WHAT YOU NEED TO DO: Look through the material below. Copy every line with the string "Enter" in it.

SOURCE RECORDS:

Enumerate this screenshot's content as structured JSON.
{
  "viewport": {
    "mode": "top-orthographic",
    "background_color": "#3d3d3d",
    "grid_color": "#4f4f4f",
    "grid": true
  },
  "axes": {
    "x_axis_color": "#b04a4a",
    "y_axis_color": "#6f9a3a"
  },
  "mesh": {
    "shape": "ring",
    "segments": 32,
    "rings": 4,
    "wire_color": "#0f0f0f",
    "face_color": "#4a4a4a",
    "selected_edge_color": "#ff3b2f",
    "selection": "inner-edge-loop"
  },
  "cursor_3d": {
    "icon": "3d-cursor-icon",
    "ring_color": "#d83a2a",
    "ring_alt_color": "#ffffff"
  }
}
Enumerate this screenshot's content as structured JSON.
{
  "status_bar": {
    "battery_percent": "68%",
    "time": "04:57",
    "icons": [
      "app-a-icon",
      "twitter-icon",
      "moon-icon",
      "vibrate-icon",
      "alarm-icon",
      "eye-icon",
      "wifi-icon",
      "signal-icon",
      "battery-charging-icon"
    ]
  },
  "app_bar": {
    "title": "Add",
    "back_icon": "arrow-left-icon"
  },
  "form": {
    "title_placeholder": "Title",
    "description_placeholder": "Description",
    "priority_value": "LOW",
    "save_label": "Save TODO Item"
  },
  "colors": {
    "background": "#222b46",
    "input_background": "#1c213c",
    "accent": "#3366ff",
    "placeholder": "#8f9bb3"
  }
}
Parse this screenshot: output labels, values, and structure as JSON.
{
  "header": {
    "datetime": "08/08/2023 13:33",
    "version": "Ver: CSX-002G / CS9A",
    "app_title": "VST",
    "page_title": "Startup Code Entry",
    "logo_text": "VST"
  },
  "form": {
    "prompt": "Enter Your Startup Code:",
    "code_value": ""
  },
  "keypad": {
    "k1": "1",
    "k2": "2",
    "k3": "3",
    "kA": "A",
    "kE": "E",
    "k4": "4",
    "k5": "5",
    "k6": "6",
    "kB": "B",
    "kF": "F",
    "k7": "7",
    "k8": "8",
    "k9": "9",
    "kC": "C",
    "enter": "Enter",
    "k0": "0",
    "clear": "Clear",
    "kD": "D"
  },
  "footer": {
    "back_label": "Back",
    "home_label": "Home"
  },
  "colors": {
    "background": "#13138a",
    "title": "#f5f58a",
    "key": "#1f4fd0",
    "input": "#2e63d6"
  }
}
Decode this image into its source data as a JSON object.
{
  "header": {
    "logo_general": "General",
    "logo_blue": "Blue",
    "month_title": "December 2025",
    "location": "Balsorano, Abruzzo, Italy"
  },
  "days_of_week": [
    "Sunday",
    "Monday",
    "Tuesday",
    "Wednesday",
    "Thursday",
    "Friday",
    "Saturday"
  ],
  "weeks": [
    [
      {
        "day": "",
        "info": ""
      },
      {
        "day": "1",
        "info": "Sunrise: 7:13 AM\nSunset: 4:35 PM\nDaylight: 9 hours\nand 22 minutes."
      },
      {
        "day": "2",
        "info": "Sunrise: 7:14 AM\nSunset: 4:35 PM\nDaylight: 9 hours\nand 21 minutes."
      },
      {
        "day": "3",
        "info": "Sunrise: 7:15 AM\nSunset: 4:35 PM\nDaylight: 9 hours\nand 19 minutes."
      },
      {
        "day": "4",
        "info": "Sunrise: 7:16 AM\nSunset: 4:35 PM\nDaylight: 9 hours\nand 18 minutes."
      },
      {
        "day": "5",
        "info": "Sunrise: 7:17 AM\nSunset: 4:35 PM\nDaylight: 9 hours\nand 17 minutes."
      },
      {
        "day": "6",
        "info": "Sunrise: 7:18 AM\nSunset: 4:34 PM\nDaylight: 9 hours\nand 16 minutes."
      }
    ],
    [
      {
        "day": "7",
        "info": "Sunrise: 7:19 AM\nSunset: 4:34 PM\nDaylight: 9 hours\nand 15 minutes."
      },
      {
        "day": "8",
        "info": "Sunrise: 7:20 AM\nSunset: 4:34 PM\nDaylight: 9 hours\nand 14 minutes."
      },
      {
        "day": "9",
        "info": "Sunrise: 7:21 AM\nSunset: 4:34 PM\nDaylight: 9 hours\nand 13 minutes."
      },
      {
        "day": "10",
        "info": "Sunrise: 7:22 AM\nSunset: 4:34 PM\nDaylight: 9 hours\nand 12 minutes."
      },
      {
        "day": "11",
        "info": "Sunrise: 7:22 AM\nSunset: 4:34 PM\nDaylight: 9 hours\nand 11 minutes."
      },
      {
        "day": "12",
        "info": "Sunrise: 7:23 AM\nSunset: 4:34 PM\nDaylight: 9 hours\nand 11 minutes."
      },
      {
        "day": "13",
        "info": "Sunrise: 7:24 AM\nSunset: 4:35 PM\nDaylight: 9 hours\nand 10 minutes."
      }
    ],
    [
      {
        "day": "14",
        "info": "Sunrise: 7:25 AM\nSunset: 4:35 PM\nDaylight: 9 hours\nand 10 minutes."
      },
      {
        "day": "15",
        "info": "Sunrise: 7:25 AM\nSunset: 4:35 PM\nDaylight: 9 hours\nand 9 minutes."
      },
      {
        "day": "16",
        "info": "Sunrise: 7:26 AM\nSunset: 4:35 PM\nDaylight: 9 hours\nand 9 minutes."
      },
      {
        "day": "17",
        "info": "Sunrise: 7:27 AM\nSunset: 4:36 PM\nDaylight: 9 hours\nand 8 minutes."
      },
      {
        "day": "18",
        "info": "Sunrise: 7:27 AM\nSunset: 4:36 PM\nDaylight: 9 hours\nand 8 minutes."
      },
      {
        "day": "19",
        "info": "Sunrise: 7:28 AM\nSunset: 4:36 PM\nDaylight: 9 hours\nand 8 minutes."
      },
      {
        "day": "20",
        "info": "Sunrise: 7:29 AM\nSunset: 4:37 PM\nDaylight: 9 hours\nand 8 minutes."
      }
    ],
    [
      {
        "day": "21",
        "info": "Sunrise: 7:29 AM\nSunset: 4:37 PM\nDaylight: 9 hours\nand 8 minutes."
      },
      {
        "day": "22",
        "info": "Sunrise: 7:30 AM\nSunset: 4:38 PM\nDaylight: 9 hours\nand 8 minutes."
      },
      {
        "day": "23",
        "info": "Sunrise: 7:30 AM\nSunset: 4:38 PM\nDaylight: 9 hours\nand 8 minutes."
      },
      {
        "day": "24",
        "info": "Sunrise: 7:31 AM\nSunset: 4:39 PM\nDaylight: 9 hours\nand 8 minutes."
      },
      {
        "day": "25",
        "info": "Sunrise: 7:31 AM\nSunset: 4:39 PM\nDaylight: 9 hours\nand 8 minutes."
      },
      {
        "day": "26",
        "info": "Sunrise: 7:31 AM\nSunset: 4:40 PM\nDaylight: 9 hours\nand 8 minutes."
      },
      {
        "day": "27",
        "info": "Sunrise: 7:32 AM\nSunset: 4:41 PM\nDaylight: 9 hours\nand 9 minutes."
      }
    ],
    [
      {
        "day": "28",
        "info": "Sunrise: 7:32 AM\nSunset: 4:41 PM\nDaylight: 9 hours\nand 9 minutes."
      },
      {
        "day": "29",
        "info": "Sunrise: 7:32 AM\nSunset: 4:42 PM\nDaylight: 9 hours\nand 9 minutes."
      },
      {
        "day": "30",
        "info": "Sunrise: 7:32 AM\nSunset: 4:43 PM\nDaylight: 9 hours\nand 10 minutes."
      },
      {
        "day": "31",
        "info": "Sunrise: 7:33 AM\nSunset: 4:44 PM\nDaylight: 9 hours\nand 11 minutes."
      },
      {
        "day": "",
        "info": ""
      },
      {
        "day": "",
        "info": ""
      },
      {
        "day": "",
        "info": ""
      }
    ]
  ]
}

ANSWER IN FULL:
    "prompt": "Enter Your Startup Code:",
    "enter": "Enter",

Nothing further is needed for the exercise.